» WHAT YOU HAVE TO DO:
All entries should be output exactly as they stand.

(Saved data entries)
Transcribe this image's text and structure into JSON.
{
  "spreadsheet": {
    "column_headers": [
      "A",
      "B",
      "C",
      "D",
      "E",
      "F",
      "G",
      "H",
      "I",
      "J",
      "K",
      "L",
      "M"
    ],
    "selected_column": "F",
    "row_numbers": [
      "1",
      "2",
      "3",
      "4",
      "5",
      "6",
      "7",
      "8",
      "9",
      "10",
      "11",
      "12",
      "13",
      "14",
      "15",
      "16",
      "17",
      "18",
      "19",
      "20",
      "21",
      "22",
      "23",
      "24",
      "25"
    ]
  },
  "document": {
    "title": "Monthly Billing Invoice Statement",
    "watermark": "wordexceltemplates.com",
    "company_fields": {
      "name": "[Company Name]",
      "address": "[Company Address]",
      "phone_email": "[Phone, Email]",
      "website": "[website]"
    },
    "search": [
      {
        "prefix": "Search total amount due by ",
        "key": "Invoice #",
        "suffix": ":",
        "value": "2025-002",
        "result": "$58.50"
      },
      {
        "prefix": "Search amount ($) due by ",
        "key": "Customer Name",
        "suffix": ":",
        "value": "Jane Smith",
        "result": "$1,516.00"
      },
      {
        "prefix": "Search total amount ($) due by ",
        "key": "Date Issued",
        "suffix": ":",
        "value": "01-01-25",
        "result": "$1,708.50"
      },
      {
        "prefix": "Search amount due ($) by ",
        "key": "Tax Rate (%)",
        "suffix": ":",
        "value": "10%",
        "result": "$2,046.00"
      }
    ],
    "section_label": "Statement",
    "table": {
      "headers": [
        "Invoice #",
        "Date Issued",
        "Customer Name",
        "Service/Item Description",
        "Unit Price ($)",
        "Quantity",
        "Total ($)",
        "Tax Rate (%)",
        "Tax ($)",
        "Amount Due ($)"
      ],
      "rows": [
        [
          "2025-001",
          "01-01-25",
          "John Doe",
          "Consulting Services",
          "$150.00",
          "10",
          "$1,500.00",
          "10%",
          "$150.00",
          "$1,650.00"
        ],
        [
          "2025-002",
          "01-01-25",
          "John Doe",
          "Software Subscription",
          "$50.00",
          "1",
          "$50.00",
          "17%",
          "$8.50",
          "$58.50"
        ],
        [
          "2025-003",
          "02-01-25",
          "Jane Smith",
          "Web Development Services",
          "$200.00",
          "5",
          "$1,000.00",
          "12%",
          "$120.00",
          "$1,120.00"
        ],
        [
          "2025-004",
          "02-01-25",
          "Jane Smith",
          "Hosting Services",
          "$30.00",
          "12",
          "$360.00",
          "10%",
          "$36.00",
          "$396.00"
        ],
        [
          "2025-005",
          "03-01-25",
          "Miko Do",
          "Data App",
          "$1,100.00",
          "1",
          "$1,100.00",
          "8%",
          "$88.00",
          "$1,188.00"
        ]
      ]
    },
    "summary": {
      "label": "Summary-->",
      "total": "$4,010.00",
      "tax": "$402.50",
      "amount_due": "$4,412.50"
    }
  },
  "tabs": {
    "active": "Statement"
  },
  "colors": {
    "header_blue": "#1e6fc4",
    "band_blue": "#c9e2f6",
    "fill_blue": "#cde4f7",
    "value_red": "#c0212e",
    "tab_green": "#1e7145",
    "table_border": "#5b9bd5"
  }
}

» TASK RESULT:
Transcribe this image's text and structure into JSON.
{
  "spreadsheet": {
    "column_headers": [
      "A",
      "B",
      "C",
      "D",
      "E",
      "F",
      "G",
      "H",
      "I",
      "J",
      "K",
      "L",
      "M"
    ],
    "selected_column": "F",
    "row_numbers": [
      "1",
      "2",
      "3",
      "4",
      "5",
      "6",
      "7",
      "8",
      "9",
      "10",
      "11",
      "12",
      "13",
      "14",
      "15",
      "16",
      "17",
      "18",
      "19",
      "20",
      "21",
      "22",
      "23",
      "24",
      "25"
    ]
  },
  "document": {
    "title": "Monthly Billing Invoice Statement",
    "watermark": "wordexceltemplates.com",
    "company_fields": {
      "name": "[Company Name]",
      "address": "[Company Address]",
      "phone_email": "[Phone, Email]",
      "website": "[website]"
    },
    "search": [
      {
        "prefix": "Search total amount due by ",
        "key": "Invoice #",
        "suffix": ":",
        "value": "2025-002",
        "result": "$58.50"
      },
      {
        "prefix": "Search amount ($) due by ",
        "key": "Customer Name",
        "suffix": ":",
        "value": "Jane Smith",
        "result": "$1,516.00"
      },
      {
        "prefix": "Search total amount ($) due by ",
        "key": "Date Issued",
        "suffix": ":",
        "value": "01-01-25",
        "result": "$1,708.50"
      },
      {
        "prefix": "Search amount due ($) by ",
        "key": "Tax Rate (%)",
        "suffix": ":",
        "value": "10%",
        "result": "$2,046.00"
      }
    ],
    "section_label": "Statement",
    "table": {
      "headers": [
        "Invoice #",
        "Date Issued",
        "Customer Name",
        "Service/Item Description",
        "Unit Price ($)",
        "Quantity",
        "Total ($)",
        "Tax Rate (%)",
        "Tax ($)",
        "Amount Due ($)"
      ],
      "rows": [
        [
          "2025-001",
          "01-01-25",
          "John Doe",
          "Consulting Services",
          "$150.00",
          "10",
          "$1,500.00",
          "10%",
          "$150.00",
          "$1,650.00"
        ],
        [
          "2025-002",
          "01-01-25",
          "John Doe",
          "Software Subscription",
          "$50.00",
          "1",
          "$50.00",
          "17%",
          "$8.50",
          "$58.50"
        ],
        [
          "2025-003",
          "02-01-25",
          "Jane Smith",
          "Web Development Services",
          "$200.00",
          "5",
          "$1,000.00",
          "12%",
          "$120.00",
          "$1,120.00"
        ],
        [
          "2025-004",
          "02-01-25",
          "Jane Smith",
          "Hosting Services",
          "$30.00",
          "12",
          "$360.00",
          "10%",
          "$36.00",
          "$396.00"
        ],
        [
          "2025-005",
          "03-01-25",
          "Miko Do",
          "Data App",
          "$1,100.00",
          "1",
          "$1,100.00",
          "8%",
          "$88.00",
          "$1,188.00"
        ]
      ]
    },
    "summary": {
      "label": "Summary-->",
      "total": "$4,010.00",
      "tax": "$402.50",
      "amount_due": "$4,412.50"
    }
  },
  "tabs": {
    "active": "Statement"
  },
  "colors": {
    "header_blue": "#1e6fc4",
    "band_blue": "#c9e2f6",
    "fill_blue": "#cde4f7",
    "value_red": "#c0212e",
    "tab_green": "#1e7145",
    "table_border": "#5b9bd5"
  }
}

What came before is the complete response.